#### [What is required]
Pick out each line in the entries below that contains the word "most", and copy those lines.

#### [Exercise inputs]
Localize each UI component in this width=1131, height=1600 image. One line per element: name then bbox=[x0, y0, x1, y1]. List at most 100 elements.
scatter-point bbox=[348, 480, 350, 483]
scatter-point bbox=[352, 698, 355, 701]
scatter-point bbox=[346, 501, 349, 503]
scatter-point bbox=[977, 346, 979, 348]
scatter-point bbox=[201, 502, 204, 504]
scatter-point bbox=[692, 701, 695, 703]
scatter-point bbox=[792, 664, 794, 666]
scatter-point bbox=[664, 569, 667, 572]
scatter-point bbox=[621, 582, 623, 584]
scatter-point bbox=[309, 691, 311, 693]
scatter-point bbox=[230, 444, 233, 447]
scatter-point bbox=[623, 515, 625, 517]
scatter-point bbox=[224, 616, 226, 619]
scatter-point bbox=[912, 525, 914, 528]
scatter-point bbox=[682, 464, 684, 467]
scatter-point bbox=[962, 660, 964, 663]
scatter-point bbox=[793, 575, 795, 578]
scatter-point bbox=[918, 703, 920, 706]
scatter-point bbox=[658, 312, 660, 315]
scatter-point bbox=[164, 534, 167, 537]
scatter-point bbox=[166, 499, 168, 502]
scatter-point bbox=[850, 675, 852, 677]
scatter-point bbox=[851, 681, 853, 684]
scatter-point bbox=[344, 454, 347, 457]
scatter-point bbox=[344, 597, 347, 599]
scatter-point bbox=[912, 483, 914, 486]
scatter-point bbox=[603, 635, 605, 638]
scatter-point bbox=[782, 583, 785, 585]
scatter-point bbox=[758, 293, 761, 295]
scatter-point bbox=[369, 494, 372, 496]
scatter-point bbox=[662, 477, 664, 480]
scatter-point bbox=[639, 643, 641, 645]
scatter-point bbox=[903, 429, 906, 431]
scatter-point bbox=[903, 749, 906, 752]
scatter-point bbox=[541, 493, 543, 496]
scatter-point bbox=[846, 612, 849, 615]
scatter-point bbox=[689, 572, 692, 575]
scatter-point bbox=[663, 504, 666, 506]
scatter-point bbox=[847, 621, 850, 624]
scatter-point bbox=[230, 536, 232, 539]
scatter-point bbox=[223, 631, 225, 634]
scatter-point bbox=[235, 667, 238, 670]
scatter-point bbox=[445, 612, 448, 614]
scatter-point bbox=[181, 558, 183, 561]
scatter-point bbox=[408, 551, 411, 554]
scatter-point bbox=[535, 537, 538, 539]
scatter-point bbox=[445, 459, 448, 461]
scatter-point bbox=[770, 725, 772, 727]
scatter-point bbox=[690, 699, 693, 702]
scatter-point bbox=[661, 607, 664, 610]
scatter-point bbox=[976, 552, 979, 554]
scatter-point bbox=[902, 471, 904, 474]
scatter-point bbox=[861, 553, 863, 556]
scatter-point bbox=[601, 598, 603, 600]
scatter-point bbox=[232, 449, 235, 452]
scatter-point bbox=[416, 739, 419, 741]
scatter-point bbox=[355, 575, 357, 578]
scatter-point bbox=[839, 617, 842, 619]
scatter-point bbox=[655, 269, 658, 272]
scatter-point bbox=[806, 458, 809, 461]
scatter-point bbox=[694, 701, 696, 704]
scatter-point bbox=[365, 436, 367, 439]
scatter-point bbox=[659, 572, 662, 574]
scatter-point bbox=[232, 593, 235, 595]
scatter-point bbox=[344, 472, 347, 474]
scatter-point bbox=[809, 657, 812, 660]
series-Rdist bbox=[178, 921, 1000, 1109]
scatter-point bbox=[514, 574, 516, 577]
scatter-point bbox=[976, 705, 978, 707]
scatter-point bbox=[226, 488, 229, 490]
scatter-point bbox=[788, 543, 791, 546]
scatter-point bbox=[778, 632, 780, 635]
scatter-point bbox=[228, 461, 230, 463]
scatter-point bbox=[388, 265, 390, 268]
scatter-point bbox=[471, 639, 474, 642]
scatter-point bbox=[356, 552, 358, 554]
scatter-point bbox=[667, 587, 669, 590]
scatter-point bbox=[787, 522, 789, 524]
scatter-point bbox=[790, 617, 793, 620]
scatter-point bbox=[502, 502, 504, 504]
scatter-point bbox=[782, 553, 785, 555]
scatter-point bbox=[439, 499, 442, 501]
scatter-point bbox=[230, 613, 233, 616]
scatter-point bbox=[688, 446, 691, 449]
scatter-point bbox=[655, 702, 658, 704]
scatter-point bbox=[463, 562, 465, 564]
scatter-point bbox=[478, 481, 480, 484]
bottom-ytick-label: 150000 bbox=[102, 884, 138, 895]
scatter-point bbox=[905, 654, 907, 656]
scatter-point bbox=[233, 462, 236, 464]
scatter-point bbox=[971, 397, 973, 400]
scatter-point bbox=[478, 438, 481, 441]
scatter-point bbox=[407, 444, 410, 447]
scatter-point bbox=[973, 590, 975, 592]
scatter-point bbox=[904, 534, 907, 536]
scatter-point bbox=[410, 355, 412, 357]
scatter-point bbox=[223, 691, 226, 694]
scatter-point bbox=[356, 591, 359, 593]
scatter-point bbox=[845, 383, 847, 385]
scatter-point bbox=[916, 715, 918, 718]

#### [Final answer]
Localize each UI component in this width=1131, height=1600 image. One line per element: name then bbox=[x0, y0, x1, y1]. List at most 100 elements.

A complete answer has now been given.